Down to the last line, copy the records below without any change.
= Beginning of Section =
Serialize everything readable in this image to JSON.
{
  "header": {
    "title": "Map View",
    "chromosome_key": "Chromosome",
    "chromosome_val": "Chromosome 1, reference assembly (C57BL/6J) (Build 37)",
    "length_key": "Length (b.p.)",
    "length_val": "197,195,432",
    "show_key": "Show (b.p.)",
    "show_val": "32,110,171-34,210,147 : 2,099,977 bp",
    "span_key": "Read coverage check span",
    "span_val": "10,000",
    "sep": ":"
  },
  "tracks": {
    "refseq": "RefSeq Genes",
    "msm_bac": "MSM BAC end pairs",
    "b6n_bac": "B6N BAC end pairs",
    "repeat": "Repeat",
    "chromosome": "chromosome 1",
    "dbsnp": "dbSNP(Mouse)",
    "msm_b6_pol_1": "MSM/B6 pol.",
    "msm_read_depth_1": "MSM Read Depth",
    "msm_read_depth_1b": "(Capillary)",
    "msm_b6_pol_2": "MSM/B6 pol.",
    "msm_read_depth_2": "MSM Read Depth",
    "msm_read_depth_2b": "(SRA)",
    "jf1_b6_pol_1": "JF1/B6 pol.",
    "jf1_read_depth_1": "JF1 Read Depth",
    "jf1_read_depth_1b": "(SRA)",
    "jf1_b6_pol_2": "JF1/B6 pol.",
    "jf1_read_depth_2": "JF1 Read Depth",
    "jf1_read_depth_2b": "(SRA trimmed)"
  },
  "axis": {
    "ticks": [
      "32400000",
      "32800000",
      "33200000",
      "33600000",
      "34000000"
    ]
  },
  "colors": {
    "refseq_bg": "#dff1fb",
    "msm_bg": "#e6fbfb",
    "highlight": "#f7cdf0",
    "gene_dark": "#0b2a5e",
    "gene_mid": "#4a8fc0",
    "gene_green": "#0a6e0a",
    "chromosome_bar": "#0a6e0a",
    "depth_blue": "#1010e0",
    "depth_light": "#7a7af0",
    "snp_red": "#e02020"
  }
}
= End of Section =
■ **Response to the task**:
Serialize everything readable in this image to JSON.
{
  "header": {
    "title": "Map View",
    "chromosome_key": "Chromosome",
    "chromosome_val": "Chromosome 1, reference assembly (C57BL/6J) (Build 37)",
    "length_key": "Length (b.p.)",
    "length_val": "197,195,432",
    "show_key": "Show (b.p.)",
    "show_val": "32,110,171-34,210,147 : 2,099,977 bp",
    "span_key": "Read coverage check span",
    "span_val": "10,000",
    "sep": ":"
  },
  "tracks": {
    "refseq": "RefSeq Genes",
    "msm_bac": "MSM BAC end pairs",
    "b6n_bac": "B6N BAC end pairs",
    "repeat": "Repeat",
    "chromosome": "chromosome 1",
    "dbsnp": "dbSNP(Mouse)",
    "msm_b6_pol_1": "MSM/B6 pol.",
    "msm_read_depth_1": "MSM Read Depth",
    "msm_read_depth_1b": "(Capillary)",
    "msm_b6_pol_2": "MSM/B6 pol.",
    "msm_read_depth_2": "MSM Read Depth",
    "msm_read_depth_2b": "(SRA)",
    "jf1_b6_pol_1": "JF1/B6 pol.",
    "jf1_read_depth_1": "JF1 Read Depth",
    "jf1_read_depth_1b": "(SRA)",
    "jf1_b6_pol_2": "JF1/B6 pol.",
    "jf1_read_depth_2": "JF1 Read Depth",
    "jf1_read_depth_2b": "(SRA trimmed)"
  },
  "axis": {
    "ticks": [
      "32400000",
      "32800000",
      "33200000",
      "33600000",
      "34000000"
    ]
  },
  "colors": {
    "refseq_bg": "#dff1fb",
    "msm_bg": "#e6fbfb",
    "highlight": "#f7cdf0",
    "gene_dark": "#0b2a5e",
    "gene_mid": "#4a8fc0",
    "gene_green": "#0a6e0a",
    "chromosome_bar": "#0a6e0a",
    "depth_blue": "#1010e0",
    "depth_light": "#7a7af0",
    "snp_red": "#e02020"
  }
}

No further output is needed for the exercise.